What to produce: Using the records below, report how many lines hold "actions", with no extra text.

Available data:
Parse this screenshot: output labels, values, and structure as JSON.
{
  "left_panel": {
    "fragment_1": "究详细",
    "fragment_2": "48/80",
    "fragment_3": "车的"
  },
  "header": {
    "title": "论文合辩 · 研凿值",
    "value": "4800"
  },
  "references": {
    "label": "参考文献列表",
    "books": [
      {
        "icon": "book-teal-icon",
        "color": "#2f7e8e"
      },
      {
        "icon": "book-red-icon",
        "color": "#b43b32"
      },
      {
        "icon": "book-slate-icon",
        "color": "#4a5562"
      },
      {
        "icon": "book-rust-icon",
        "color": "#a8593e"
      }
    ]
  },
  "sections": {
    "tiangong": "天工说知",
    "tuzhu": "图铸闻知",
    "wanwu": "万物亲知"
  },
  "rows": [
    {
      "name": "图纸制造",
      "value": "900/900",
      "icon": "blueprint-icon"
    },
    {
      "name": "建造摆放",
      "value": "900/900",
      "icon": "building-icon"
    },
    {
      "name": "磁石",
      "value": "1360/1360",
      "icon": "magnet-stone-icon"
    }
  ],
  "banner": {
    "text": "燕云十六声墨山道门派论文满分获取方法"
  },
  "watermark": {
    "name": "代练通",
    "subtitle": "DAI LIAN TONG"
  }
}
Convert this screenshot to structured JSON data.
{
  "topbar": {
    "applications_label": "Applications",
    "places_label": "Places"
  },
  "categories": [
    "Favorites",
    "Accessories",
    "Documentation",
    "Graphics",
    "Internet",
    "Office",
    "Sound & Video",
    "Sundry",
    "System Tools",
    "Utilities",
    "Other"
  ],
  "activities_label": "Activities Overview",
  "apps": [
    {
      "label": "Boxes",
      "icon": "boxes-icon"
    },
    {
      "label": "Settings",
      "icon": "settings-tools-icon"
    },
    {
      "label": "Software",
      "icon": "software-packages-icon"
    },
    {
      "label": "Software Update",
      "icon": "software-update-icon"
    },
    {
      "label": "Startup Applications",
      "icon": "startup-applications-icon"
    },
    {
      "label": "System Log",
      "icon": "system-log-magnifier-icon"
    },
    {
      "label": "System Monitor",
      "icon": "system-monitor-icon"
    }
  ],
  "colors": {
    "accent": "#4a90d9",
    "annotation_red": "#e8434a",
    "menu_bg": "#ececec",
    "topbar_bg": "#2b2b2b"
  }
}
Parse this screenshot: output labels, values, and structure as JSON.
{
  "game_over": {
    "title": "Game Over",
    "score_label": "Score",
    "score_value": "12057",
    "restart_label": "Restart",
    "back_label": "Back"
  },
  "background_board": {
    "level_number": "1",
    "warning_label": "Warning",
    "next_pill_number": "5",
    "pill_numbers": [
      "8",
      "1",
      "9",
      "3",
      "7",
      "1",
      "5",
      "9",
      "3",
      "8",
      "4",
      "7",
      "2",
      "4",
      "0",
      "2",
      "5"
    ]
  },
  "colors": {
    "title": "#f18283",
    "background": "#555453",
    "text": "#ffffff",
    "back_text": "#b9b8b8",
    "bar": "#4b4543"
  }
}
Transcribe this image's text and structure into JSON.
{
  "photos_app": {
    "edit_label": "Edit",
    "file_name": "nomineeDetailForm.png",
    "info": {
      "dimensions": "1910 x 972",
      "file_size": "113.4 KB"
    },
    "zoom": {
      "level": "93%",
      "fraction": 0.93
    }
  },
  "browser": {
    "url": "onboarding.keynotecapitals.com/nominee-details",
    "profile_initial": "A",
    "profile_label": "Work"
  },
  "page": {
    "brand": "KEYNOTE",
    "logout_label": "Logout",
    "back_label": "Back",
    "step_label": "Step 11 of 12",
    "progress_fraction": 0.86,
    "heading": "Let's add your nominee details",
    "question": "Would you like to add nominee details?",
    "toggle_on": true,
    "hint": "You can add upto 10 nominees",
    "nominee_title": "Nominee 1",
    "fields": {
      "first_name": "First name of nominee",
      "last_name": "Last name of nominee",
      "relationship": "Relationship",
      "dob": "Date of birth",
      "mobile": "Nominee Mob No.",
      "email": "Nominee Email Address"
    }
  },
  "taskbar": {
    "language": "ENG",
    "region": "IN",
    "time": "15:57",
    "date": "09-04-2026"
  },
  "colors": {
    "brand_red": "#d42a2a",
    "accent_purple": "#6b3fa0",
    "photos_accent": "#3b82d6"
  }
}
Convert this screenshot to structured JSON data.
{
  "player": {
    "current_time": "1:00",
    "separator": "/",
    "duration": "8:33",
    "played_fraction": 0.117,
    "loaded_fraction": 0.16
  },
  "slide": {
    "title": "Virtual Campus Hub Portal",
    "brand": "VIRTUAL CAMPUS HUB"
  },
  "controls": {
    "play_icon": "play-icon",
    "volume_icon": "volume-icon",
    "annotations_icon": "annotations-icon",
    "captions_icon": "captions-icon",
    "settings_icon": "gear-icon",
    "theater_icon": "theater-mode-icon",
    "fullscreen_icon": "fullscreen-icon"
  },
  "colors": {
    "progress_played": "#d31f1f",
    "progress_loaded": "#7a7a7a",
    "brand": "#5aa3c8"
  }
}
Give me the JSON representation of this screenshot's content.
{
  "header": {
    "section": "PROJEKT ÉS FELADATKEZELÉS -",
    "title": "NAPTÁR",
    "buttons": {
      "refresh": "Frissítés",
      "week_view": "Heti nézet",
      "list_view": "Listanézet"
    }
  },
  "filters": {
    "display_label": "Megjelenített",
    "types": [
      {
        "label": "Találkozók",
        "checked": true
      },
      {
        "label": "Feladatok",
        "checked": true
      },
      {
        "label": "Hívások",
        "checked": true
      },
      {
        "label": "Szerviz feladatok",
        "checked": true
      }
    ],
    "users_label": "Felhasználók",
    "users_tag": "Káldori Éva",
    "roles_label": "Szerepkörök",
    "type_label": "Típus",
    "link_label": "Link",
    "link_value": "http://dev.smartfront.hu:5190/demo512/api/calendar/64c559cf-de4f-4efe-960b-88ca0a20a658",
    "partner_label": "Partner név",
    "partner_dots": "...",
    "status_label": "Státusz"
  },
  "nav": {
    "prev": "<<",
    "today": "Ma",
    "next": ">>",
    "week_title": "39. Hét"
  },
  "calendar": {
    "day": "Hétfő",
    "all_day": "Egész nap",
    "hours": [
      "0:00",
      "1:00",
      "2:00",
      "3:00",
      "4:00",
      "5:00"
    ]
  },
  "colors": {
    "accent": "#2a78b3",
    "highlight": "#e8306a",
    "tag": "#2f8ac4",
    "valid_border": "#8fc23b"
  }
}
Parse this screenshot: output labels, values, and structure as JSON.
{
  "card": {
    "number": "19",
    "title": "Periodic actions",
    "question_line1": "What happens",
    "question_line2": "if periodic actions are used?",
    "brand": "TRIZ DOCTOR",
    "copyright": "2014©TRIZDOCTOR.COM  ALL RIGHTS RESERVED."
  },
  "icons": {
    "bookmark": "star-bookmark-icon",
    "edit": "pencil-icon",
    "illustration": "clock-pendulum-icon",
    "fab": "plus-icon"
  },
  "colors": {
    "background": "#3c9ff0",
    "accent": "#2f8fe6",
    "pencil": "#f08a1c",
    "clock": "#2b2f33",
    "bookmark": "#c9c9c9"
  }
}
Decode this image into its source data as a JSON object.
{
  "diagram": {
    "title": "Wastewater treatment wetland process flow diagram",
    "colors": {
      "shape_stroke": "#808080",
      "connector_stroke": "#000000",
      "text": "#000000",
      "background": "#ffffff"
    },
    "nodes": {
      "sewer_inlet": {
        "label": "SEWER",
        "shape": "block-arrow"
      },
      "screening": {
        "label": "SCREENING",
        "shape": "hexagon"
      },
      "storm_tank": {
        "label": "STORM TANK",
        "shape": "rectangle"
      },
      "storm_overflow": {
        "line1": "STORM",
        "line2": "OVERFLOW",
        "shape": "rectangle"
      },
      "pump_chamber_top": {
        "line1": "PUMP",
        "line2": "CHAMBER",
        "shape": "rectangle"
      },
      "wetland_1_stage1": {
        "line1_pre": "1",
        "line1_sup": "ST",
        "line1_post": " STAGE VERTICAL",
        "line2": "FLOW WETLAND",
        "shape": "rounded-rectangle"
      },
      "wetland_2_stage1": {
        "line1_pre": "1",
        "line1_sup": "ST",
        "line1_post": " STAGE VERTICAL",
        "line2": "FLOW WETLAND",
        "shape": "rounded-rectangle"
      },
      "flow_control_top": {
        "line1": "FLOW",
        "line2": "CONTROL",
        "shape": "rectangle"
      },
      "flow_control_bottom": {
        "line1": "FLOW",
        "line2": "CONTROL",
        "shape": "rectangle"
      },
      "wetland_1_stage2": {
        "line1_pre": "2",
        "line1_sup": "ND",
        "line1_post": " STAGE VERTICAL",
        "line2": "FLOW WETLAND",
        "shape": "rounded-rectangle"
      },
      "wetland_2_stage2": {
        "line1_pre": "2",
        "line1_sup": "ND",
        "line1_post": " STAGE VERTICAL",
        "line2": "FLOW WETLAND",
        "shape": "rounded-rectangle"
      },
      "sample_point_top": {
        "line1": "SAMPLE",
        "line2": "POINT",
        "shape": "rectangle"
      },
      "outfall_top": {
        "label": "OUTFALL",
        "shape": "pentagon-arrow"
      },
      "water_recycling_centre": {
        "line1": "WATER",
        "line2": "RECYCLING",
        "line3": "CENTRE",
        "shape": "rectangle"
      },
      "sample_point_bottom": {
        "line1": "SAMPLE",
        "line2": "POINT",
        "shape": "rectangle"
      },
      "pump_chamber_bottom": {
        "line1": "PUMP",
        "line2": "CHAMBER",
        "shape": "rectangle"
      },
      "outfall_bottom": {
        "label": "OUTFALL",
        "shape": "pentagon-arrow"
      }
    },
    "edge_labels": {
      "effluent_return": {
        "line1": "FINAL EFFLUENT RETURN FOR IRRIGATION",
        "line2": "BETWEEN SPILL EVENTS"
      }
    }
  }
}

In response: 2